### WHAT YOU ARE ASKED TO DO
State how many lines of the entries hold the string "temperature". Reply with the number alone.

(Dataset listings of figures)
● ● ●

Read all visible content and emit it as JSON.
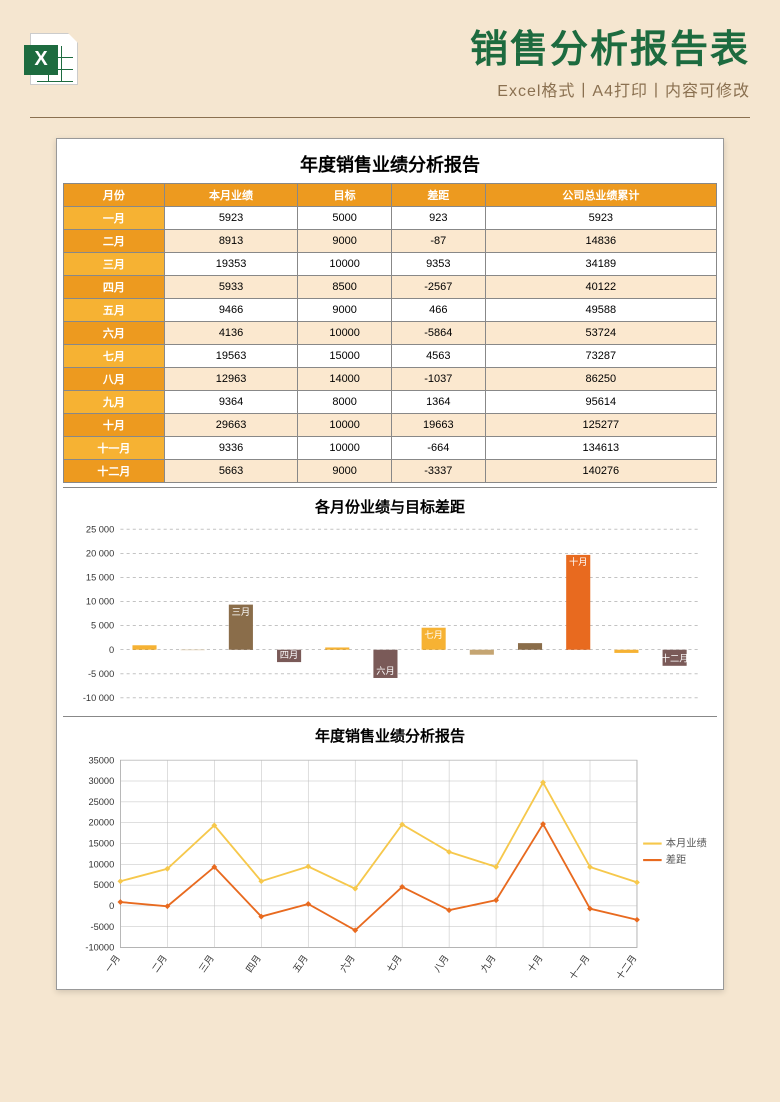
{
  "header": {
    "title": "销售分析报告表",
    "subtitle": "Excel格式丨A4打印丨内容可修改"
  },
  "report_title": "年度销售业绩分析报告",
  "table": {
    "header_bg": "#ed9a1f",
    "row_head_colors_alt": [
      "#f6b233",
      "#ed9a1f"
    ],
    "body_row_bg_alt": [
      "#ffffff",
      "#fbe8cf"
    ],
    "columns": [
      "月份",
      "本月业绩",
      "目标",
      "差距",
      "公司总业绩累计"
    ],
    "rows": [
      {
        "m": "一月",
        "perf": 5923,
        "target": 5000,
        "diff": 923,
        "cum": 5923
      },
      {
        "m": "二月",
        "perf": 8913,
        "target": 9000,
        "diff": -87,
        "cum": 14836
      },
      {
        "m": "三月",
        "perf": 19353,
        "target": 10000,
        "diff": 9353,
        "cum": 34189
      },
      {
        "m": "四月",
        "perf": 5933,
        "target": 8500,
        "diff": -2567,
        "cum": 40122
      },
      {
        "m": "五月",
        "perf": 9466,
        "target": 9000,
        "diff": 466,
        "cum": 49588
      },
      {
        "m": "六月",
        "perf": 4136,
        "target": 10000,
        "diff": -5864,
        "cum": 53724
      },
      {
        "m": "七月",
        "perf": 19563,
        "target": 15000,
        "diff": 4563,
        "cum": 73287
      },
      {
        "m": "八月",
        "perf": 12963,
        "target": 14000,
        "diff": -1037,
        "cum": 86250
      },
      {
        "m": "九月",
        "perf": 9364,
        "target": 8000,
        "diff": 1364,
        "cum": 95614
      },
      {
        "m": "十月",
        "perf": 29663,
        "target": 10000,
        "diff": 19663,
        "cum": 125277
      },
      {
        "m": "十一月",
        "perf": 9336,
        "target": 10000,
        "diff": -664,
        "cum": 134613
      },
      {
        "m": "十二月",
        "perf": 5663,
        "target": 9000,
        "diff": -3337,
        "cum": 140276
      }
    ]
  },
  "bar_chart": {
    "title": "各月份业绩与目标差距",
    "ylim": [
      -10000,
      25000
    ],
    "ytick_step": 5000,
    "grid_color": "#888888",
    "bg": "#ffffff",
    "bar_colors": [
      "#f6b233",
      "#c5a572",
      "#8a6d4a",
      "#7a5a58",
      "#f6b233",
      "#7a5a58",
      "#f6b233",
      "#c5a572",
      "#8a6d4a",
      "#e86a1f",
      "#f6b233",
      "#7a5a58"
    ],
    "labeled_bars": {
      "2": "三月",
      "3": "四月",
      "5": "六月",
      "6": "七月",
      "9": "十月",
      "11": "十二月"
    },
    "label_fontsize": 9,
    "axis_fontsize": 9
  },
  "line_chart": {
    "title": "年度销售业绩分析报告",
    "series": [
      {
        "name": "本月业绩",
        "color": "#f6c84c",
        "key": "perf"
      },
      {
        "name": "差距",
        "color": "#e86a1f",
        "key": "diff"
      }
    ],
    "ylim": [
      -10000,
      35000
    ],
    "ytick_step": 5000,
    "grid_color": "#bfbfbf",
    "axis_fontsize": 9,
    "legend_fontsize": 10
  },
  "colors": {
    "page_bg": "#f5e6d0",
    "excel_green": "#1d6b3f"
  }
}
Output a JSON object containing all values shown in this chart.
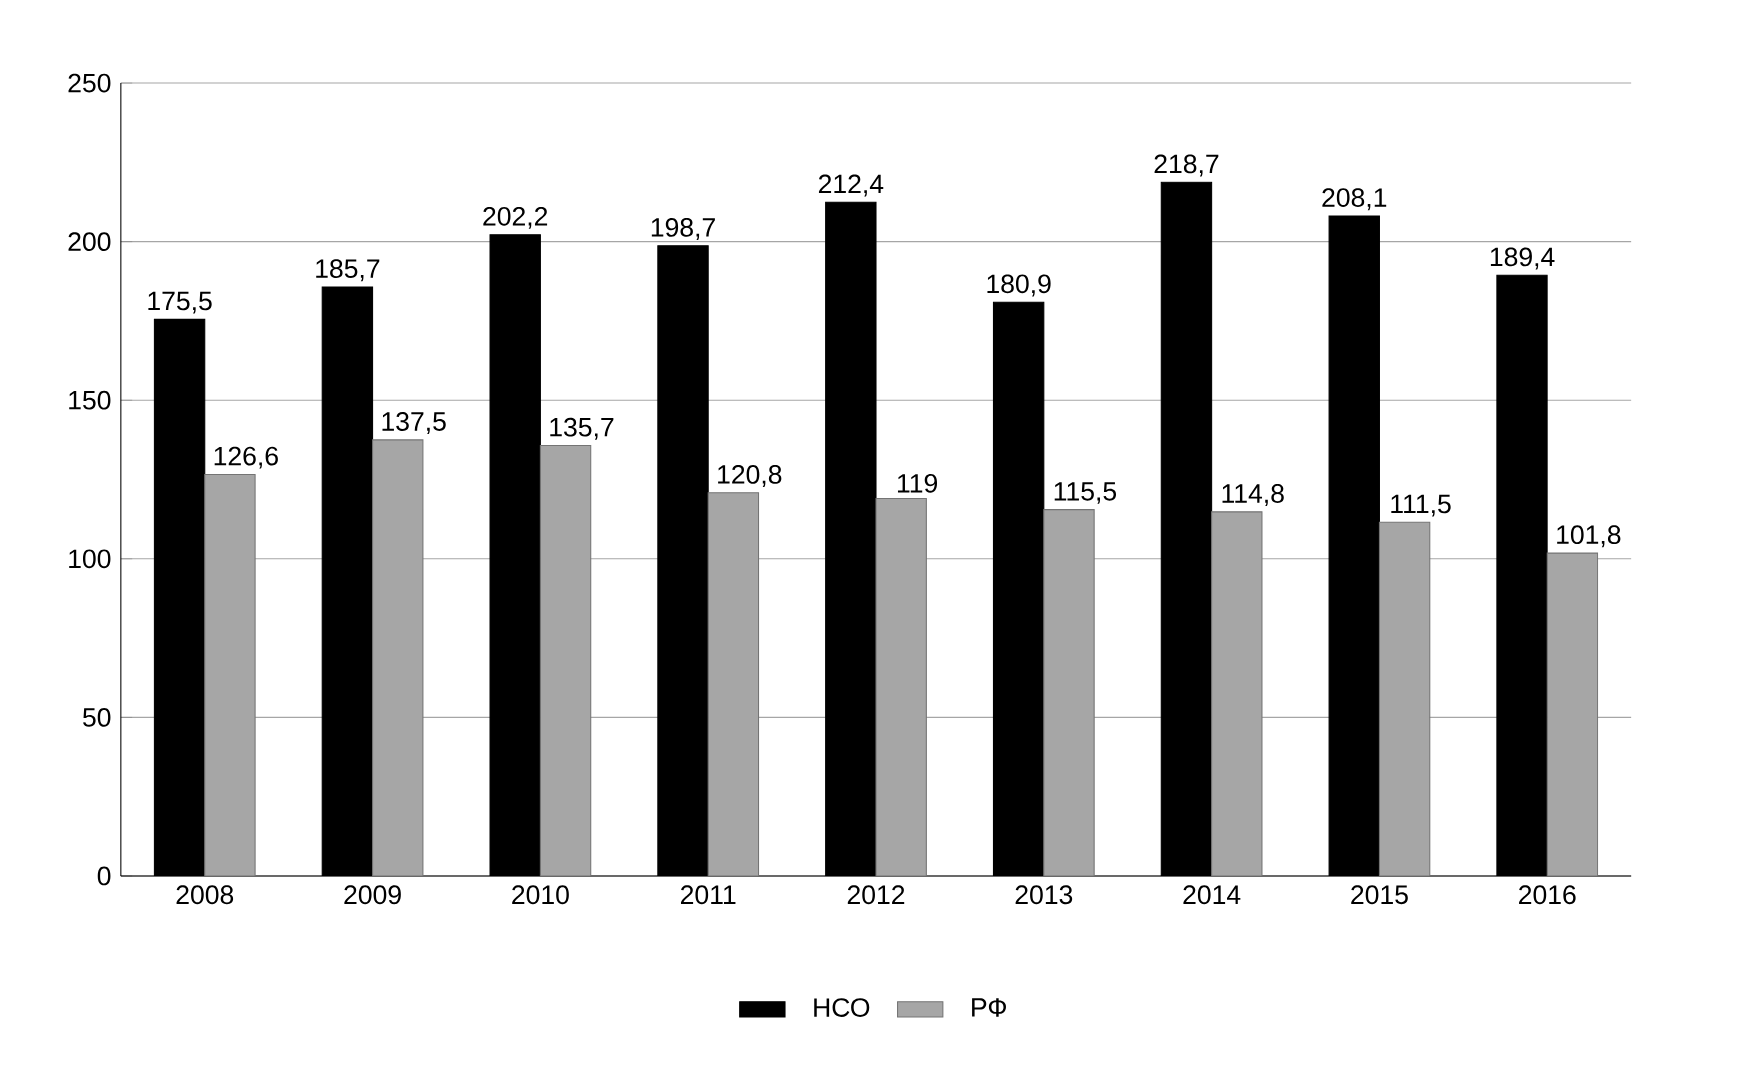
{
  "chart_data": {
    "type": "bar",
    "categories": [
      "2008",
      "2009",
      "2010",
      "2011",
      "2012",
      "2013",
      "2014",
      "2015",
      "2016"
    ],
    "series": [
      {
        "name": "НСО",
        "color": "#000000",
        "values": [
          175.5,
          185.7,
          202.2,
          198.7,
          212.4,
          180.9,
          218.7,
          208.1,
          189.4
        ],
        "value_labels": [
          "175,5",
          "185,7",
          "202,2",
          "198,7",
          "212,4",
          "180,9",
          "218,7",
          "208,1",
          "189,4"
        ]
      },
      {
        "name": "РФ",
        "color": "#a6a6a6",
        "values": [
          126.6,
          137.5,
          135.7,
          120.8,
          119,
          115.5,
          114.8,
          111.5,
          101.8
        ],
        "value_labels": [
          "126,6",
          "137,5",
          "135,7",
          "120,8",
          "119",
          "115,5",
          "114,8",
          "111,5",
          "101,8"
        ]
      }
    ],
    "ylim": [
      0,
      250
    ],
    "yticks": [
      0,
      50,
      100,
      150,
      200,
      250
    ],
    "grid": "y",
    "legend": "bottom"
  }
}
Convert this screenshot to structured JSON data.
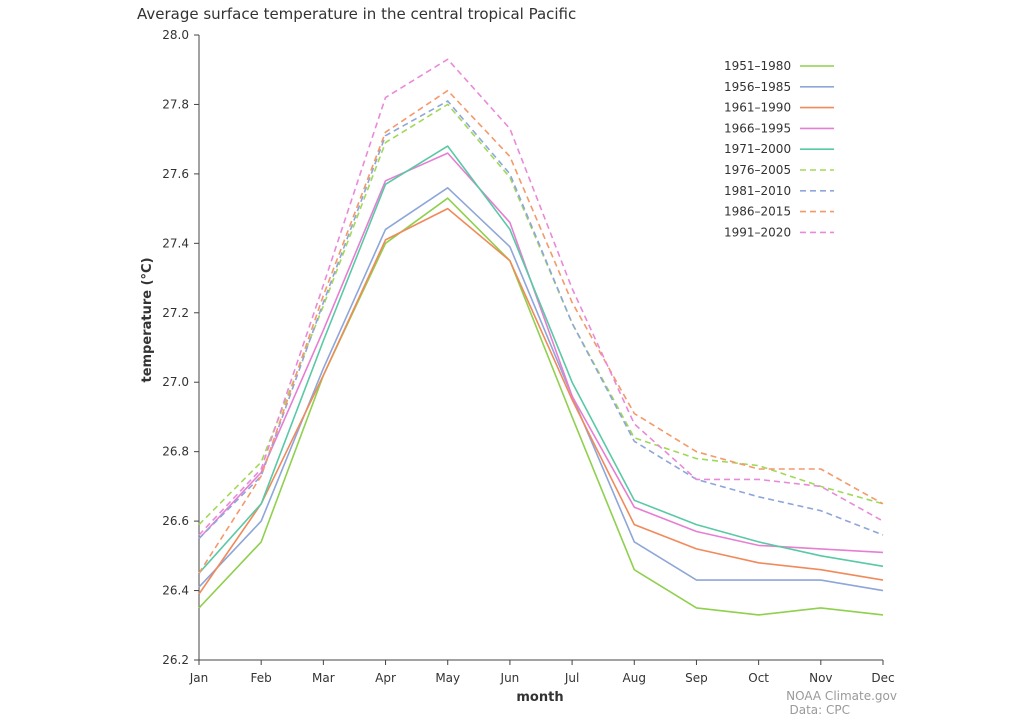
{
  "chart_data": {
    "type": "line",
    "title": "Average surface temperature in the central tropical Pacific",
    "xlabel": "month",
    "ylabel": "temperature (°C)",
    "categories": [
      "Jan",
      "Feb",
      "Mar",
      "Apr",
      "May",
      "Jun",
      "Jul",
      "Aug",
      "Sep",
      "Oct",
      "Nov",
      "Dec"
    ],
    "ylim": [
      26.2,
      28.0
    ],
    "yticks": [
      "26.2",
      "26.4",
      "26.6",
      "26.8",
      "27.0",
      "27.2",
      "27.4",
      "27.6",
      "27.8",
      "28.0"
    ],
    "grid": false,
    "legend_position": "top-right",
    "series": [
      {
        "name": "1951–1980",
        "color": "#8fd04e",
        "dashed": false,
        "values": [
          26.35,
          26.54,
          27.02,
          27.4,
          27.53,
          27.35,
          26.9,
          26.46,
          26.35,
          26.33,
          26.35,
          26.33
        ]
      },
      {
        "name": "1956–1985",
        "color": "#8ea6d9",
        "dashed": false,
        "values": [
          26.41,
          26.6,
          27.04,
          27.44,
          27.56,
          27.39,
          26.96,
          26.54,
          26.43,
          26.43,
          26.43,
          26.4
        ]
      },
      {
        "name": "1961–1990",
        "color": "#f18a5b",
        "dashed": false,
        "values": [
          26.39,
          26.65,
          27.02,
          27.41,
          27.5,
          27.35,
          26.95,
          26.59,
          26.52,
          26.48,
          26.46,
          26.43
        ]
      },
      {
        "name": "1966–1995",
        "color": "#e67fd3",
        "dashed": false,
        "values": [
          26.55,
          26.74,
          27.15,
          27.58,
          27.66,
          27.46,
          26.96,
          26.64,
          26.57,
          26.53,
          26.52,
          26.51
        ]
      },
      {
        "name": "1971–2000",
        "color": "#59c9a5",
        "dashed": false,
        "values": [
          26.45,
          26.65,
          27.12,
          27.57,
          27.68,
          27.44,
          27.0,
          26.66,
          26.59,
          26.54,
          26.5,
          26.47
        ]
      },
      {
        "name": "1976–2005",
        "color": "#a2d85a",
        "dashed": true,
        "values": [
          26.59,
          26.77,
          27.22,
          27.69,
          27.8,
          27.59,
          27.17,
          26.84,
          26.78,
          26.76,
          26.7,
          26.65
        ]
      },
      {
        "name": "1981–2010",
        "color": "#8ea6d9",
        "dashed": true,
        "values": [
          26.55,
          26.73,
          27.23,
          27.71,
          27.81,
          27.6,
          27.17,
          26.83,
          26.72,
          26.67,
          26.63,
          26.56
        ]
      },
      {
        "name": "1986–2015",
        "color": "#f4996a",
        "dashed": true,
        "values": [
          26.45,
          26.73,
          27.25,
          27.72,
          27.84,
          27.65,
          27.23,
          26.91,
          26.8,
          26.75,
          26.75,
          26.65
        ]
      },
      {
        "name": "1991–2020",
        "color": "#e98ad8",
        "dashed": true,
        "values": [
          26.56,
          26.75,
          27.28,
          27.82,
          27.93,
          27.73,
          27.27,
          26.88,
          26.72,
          26.72,
          26.7,
          26.6
        ]
      }
    ]
  },
  "credits": {
    "line1": "NOAA Climate.gov",
    "line2": "Data: CPC"
  }
}
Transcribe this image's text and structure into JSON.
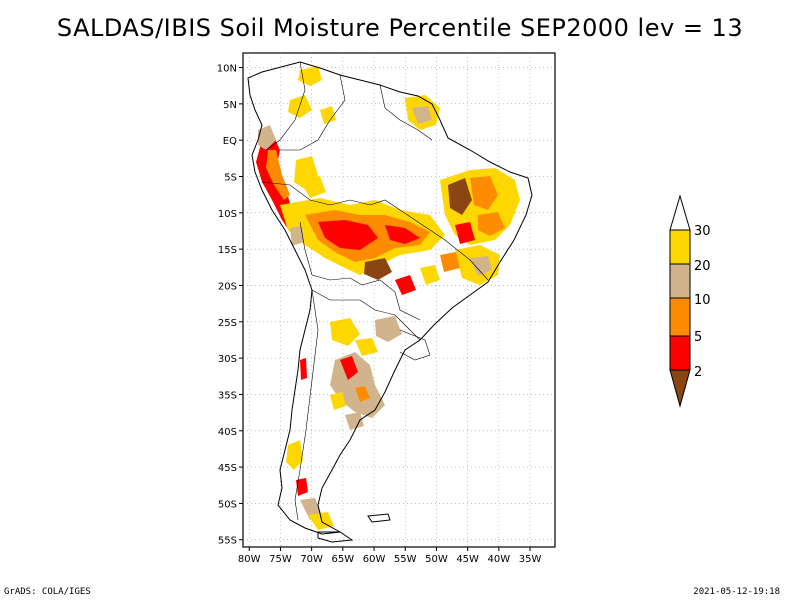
{
  "title": "SALDAS/IBIS Soil Moisture Percentile SEP2000 lev = 13",
  "footer_left": "GrADS: COLA/IGES",
  "footer_right": "2021-05-12-19:18",
  "map": {
    "lat_labels": [
      "10N",
      "5N",
      "EQ",
      "5S",
      "10S",
      "15S",
      "20S",
      "25S",
      "30S",
      "35S",
      "40S",
      "45S",
      "50S",
      "55S"
    ],
    "lat_values": [
      10,
      5,
      0,
      -5,
      -10,
      -15,
      -20,
      -25,
      -30,
      -35,
      -40,
      -45,
      -50,
      -55
    ],
    "lon_labels": [
      "80W",
      "75W",
      "70W",
      "65W",
      "60W",
      "55W",
      "50W",
      "45W",
      "40W",
      "35W"
    ],
    "lon_values": [
      -80,
      -75,
      -70,
      -65,
      -60,
      -55,
      -50,
      -45,
      -40,
      -35
    ],
    "lon_range": [
      -81,
      -31
    ],
    "lat_range": [
      -56,
      12
    ],
    "grid": true
  },
  "legend": {
    "labels": [
      "2",
      "5",
      "10",
      "20",
      "30"
    ],
    "bins": [
      {
        "color": "#8b4513"
      },
      {
        "color": "#ff0000"
      },
      {
        "color": "#ff8c00"
      },
      {
        "color": "#d2b48c"
      },
      {
        "color": "#ffd700"
      },
      {
        "color": "#ffffff"
      }
    ]
  }
}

● ● ●

### THE COMPLETED TASK
2